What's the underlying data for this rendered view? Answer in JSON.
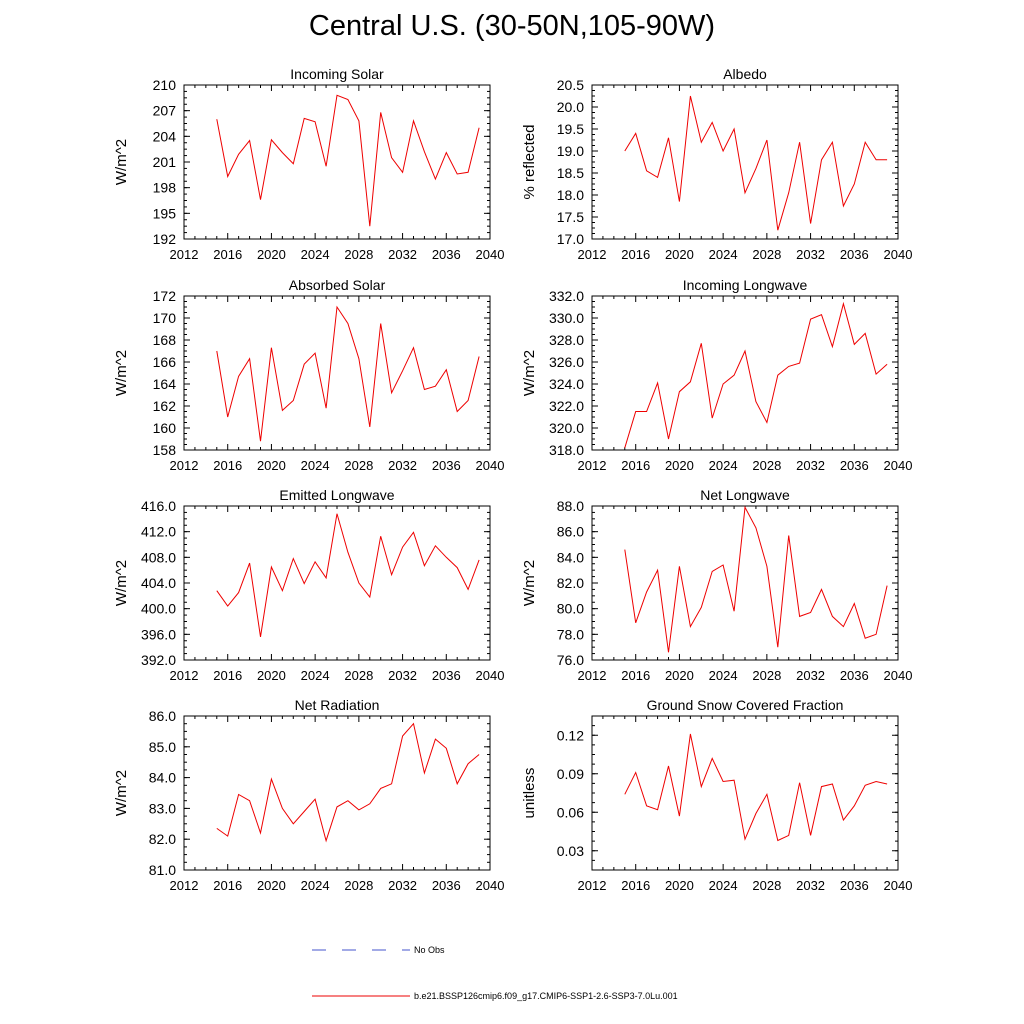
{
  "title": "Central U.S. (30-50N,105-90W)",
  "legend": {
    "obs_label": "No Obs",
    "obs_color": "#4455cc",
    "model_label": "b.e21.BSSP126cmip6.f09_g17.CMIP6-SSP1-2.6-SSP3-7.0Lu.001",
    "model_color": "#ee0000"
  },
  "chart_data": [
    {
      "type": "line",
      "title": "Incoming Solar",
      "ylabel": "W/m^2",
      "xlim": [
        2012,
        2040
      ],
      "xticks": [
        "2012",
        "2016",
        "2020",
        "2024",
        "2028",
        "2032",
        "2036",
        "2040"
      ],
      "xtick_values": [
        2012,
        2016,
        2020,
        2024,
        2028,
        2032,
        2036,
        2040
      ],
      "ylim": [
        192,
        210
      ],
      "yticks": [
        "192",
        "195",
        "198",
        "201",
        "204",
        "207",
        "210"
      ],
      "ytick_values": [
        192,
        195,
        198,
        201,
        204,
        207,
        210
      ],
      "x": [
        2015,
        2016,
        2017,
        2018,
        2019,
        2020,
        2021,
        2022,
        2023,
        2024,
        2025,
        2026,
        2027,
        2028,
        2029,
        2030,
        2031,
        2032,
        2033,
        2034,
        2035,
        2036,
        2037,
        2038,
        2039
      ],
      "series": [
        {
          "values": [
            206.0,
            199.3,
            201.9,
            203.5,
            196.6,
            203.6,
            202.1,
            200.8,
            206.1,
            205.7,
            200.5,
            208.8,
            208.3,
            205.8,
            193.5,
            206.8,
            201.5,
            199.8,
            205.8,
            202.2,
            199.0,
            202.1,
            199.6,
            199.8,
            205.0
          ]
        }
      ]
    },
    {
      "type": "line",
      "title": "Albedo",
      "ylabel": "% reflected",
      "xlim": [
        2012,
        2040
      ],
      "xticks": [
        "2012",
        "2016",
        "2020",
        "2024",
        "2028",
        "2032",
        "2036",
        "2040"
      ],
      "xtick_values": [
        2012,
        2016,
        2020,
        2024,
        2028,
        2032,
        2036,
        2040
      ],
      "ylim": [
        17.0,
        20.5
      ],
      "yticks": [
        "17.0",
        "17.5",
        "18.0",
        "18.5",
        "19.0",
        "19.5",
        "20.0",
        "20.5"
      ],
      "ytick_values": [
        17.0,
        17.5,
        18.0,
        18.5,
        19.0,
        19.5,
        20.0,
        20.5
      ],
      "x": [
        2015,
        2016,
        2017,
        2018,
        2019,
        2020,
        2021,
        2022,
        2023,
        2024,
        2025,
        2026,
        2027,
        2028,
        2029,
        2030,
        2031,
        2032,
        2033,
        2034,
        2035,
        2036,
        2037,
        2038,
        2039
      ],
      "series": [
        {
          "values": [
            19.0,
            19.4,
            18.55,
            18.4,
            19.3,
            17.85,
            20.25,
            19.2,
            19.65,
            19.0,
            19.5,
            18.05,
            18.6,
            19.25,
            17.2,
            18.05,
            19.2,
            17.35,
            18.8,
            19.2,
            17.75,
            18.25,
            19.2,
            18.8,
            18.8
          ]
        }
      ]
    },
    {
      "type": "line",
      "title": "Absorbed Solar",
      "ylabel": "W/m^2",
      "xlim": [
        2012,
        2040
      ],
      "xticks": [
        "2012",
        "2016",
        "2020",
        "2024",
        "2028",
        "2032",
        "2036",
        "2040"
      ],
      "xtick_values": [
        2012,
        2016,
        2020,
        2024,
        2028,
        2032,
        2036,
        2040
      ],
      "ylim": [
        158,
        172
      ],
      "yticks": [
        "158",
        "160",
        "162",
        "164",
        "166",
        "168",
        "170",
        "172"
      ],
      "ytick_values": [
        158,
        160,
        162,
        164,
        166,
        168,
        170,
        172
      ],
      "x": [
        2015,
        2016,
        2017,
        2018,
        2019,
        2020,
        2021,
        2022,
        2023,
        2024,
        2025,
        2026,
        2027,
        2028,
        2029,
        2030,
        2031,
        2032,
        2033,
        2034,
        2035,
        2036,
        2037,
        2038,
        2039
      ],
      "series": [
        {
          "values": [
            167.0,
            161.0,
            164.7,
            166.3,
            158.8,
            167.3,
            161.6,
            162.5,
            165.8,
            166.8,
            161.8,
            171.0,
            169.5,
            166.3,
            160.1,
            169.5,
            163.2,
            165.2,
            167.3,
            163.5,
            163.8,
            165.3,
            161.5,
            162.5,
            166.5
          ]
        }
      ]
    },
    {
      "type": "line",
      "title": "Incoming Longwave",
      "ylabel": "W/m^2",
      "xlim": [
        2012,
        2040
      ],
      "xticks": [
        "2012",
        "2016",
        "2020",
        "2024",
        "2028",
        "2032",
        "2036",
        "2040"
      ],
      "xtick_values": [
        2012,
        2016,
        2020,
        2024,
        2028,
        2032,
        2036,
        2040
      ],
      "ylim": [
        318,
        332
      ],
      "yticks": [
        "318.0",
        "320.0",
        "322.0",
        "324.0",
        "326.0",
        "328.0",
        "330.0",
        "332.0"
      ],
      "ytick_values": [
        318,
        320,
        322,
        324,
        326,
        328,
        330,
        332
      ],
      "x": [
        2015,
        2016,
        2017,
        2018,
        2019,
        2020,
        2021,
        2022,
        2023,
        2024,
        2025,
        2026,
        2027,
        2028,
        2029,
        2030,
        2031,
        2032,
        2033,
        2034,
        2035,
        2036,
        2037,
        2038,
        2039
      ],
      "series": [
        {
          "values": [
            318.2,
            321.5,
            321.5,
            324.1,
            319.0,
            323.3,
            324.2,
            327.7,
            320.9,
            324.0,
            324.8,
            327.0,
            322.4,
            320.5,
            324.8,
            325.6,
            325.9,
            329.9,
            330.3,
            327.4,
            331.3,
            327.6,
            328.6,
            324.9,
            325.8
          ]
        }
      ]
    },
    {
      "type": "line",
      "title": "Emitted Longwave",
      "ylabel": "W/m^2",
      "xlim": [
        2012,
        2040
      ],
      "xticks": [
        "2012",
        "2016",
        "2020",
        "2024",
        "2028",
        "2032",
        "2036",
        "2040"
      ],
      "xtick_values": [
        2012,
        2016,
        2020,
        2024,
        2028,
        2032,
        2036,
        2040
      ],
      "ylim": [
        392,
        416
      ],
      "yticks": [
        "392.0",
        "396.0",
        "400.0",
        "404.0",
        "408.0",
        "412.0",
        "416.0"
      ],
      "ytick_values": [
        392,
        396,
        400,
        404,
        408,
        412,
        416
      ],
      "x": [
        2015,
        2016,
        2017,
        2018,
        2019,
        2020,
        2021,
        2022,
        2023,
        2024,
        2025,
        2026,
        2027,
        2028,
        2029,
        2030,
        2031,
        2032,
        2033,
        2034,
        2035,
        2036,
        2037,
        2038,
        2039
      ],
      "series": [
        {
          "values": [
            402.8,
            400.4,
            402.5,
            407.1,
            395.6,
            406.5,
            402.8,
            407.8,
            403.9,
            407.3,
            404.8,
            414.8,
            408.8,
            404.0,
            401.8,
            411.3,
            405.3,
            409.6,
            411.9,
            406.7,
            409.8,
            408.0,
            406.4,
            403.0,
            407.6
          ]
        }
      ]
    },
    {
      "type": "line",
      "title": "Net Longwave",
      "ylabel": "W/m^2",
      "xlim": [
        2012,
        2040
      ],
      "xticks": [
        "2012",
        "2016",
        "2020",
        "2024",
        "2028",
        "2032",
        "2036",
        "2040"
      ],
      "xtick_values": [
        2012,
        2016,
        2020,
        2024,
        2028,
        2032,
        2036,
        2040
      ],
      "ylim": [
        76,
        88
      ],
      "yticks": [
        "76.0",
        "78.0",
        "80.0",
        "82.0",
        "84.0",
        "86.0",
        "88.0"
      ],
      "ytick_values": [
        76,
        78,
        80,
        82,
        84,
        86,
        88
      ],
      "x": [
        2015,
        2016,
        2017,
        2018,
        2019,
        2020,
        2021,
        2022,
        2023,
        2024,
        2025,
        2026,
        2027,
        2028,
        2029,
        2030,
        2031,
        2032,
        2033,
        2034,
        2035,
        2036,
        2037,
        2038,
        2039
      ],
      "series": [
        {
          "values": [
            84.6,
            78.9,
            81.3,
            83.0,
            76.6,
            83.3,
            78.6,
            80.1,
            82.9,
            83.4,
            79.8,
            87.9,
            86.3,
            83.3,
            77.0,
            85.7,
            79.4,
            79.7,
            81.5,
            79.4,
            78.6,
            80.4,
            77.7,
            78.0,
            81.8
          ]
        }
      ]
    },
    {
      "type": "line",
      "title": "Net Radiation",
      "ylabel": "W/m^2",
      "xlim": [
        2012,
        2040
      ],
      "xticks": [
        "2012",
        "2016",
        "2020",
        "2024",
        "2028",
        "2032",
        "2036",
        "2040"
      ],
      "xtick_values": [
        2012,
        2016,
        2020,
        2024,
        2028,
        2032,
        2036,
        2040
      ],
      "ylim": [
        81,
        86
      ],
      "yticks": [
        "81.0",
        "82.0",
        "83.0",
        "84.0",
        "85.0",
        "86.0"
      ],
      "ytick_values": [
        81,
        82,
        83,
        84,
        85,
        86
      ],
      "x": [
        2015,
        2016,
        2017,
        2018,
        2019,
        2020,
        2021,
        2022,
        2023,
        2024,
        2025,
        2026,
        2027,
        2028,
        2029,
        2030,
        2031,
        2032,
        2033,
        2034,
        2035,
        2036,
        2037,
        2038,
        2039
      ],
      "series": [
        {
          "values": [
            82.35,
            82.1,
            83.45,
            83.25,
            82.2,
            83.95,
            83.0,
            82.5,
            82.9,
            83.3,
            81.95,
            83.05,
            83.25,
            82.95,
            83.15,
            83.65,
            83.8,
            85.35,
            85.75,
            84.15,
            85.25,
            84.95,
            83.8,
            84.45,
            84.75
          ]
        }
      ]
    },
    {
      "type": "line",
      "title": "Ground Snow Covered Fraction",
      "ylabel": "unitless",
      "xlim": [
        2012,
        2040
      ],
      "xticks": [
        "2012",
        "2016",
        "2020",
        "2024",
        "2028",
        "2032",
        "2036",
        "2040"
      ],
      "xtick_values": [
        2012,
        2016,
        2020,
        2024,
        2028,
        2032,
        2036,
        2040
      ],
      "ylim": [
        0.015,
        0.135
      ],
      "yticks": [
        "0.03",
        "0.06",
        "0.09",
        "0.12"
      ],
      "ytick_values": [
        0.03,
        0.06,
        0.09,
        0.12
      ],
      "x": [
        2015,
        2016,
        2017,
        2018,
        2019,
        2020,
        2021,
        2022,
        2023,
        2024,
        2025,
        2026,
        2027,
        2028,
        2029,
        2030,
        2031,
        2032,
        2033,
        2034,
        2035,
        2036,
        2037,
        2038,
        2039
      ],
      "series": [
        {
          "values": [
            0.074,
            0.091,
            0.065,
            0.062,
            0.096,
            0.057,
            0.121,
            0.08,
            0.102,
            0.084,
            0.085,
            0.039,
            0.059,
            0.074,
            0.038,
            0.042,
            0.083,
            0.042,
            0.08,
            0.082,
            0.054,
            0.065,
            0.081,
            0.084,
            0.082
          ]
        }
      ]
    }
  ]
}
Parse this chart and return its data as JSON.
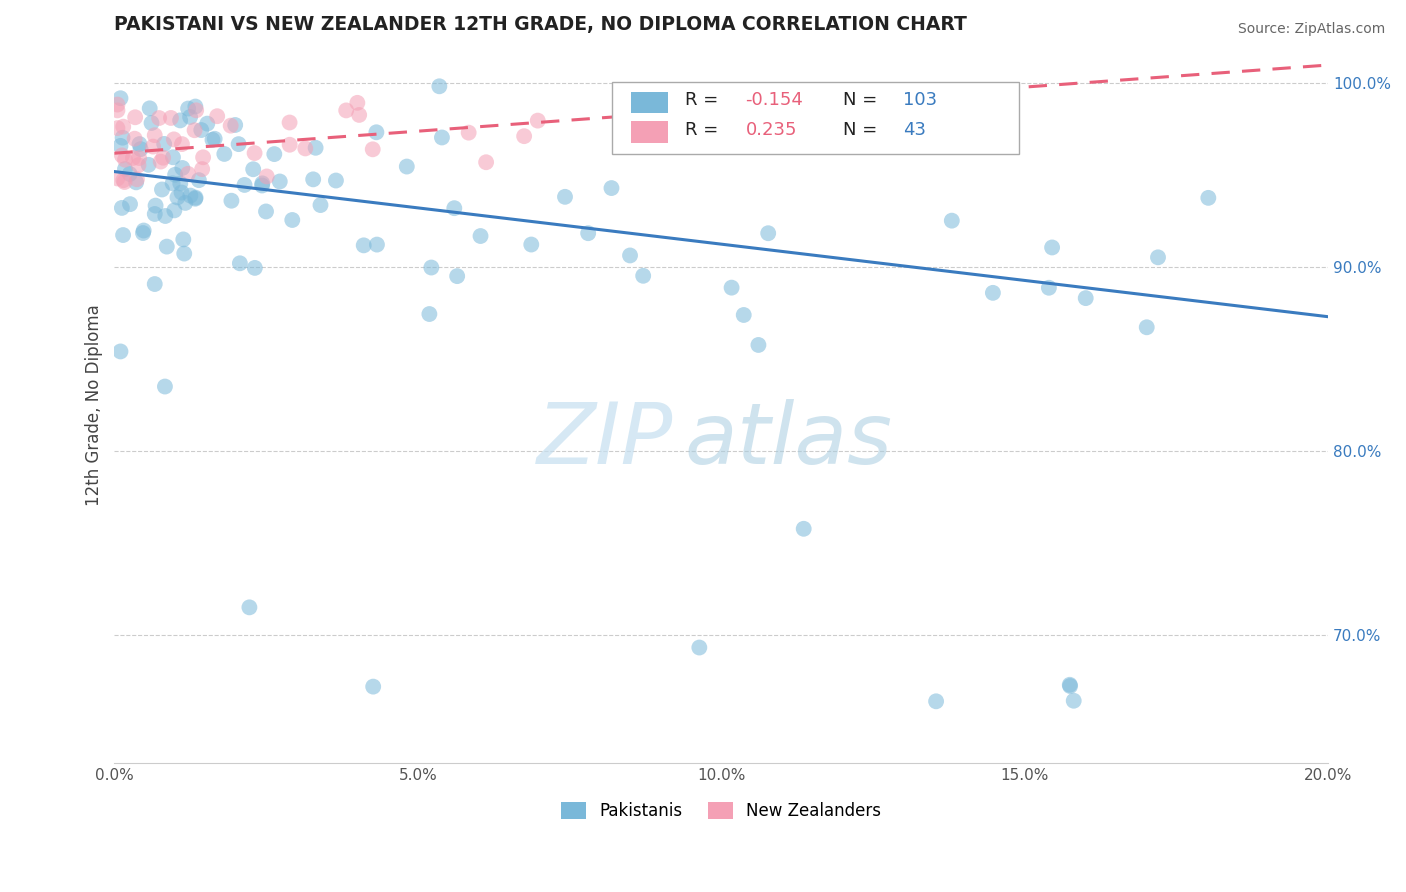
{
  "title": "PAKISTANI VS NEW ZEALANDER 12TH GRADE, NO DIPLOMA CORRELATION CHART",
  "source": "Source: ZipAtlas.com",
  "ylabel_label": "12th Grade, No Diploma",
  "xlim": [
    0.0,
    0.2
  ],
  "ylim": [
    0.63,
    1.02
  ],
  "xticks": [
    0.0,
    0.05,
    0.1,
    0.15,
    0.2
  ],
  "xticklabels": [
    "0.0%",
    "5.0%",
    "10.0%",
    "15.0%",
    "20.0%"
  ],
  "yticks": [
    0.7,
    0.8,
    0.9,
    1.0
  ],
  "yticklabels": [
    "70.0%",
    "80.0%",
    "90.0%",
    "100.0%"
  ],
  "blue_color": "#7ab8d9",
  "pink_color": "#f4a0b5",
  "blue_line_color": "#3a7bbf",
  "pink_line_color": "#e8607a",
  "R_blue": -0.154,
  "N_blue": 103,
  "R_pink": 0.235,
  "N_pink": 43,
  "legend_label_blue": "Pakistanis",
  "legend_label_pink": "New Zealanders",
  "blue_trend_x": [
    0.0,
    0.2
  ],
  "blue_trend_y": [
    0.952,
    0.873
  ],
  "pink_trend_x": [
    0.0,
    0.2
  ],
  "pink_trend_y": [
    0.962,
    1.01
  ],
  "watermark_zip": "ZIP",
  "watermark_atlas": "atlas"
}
= = =
Description of the task
State how many lines above include the word "Solar", and nothing more.

Answer to this problem
2